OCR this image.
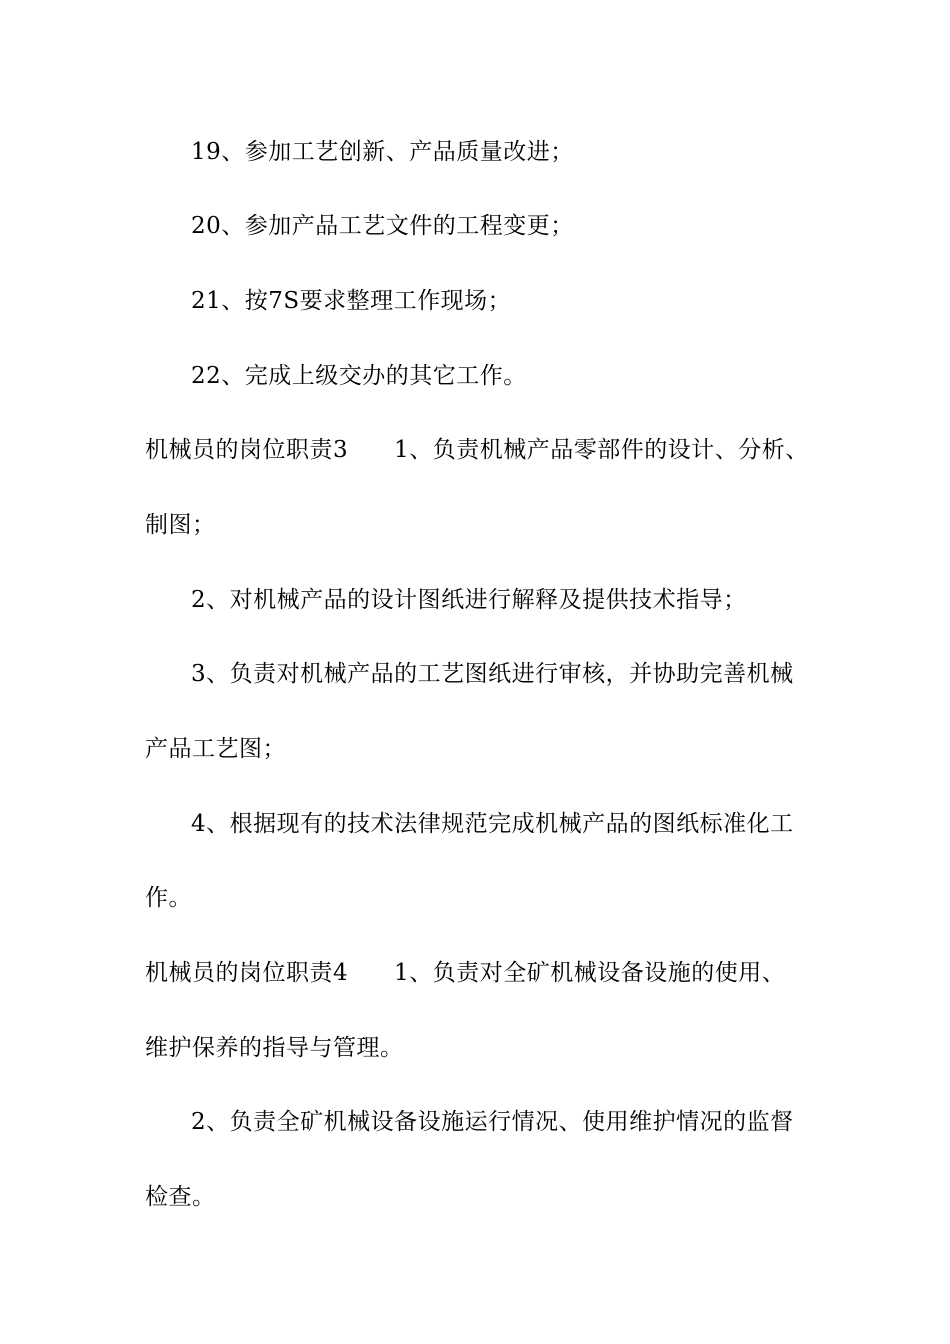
19、参加工艺创新、产品质量改进；
20、参加产品工艺文件的工程变更；
21、按7S要求整理工作现场；
22、完成上级交办的其它工作。
机械员的岗位职责3 1、负责机械产品零部件的设计、分析、
制图；
2、对机械产品的设计图纸进行解释及提供技术指导；
3、负责对机械产品的工艺图纸进行审核，并协助完善机械
产品工艺图；
4、根据现有的技术法律规范完成机械产品的图纸标准化工
作。
机械员的岗位职责4 1、负责对全矿机械设备设施的使用、
维护保养的指导与管理。
2、负责全矿机械设备设施运行情况、使用维护情况的监督
检查。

• [WHAT IS REQUIRED]: Reproduce all the entries that precede this task, word for word, minus any pictures.

• [RESULT BELOW]:
OCR this image.
19、参加工艺创新、产品质量改进；
20、参加产品工艺文件的工程变更；
21、按7S要求整理工作现场；
22、完成上级交办的其它工作。
机械员的岗位职责3 1、负责机械产品零部件的设计、分析、
制图；
2、对机械产品的设计图纸进行解释及提供技术指导；
3、负责对机械产品的工艺图纸进行审核，并协助完善机械
产品工艺图；
4、根据现有的技术法律规范完成机械产品的图纸标准化工
作。
机械员的岗位职责4 1、负责对全矿机械设备设施的使用、
维护保养的指导与管理。
2、负责全矿机械设备设施运行情况、使用维护情况的监督
检查。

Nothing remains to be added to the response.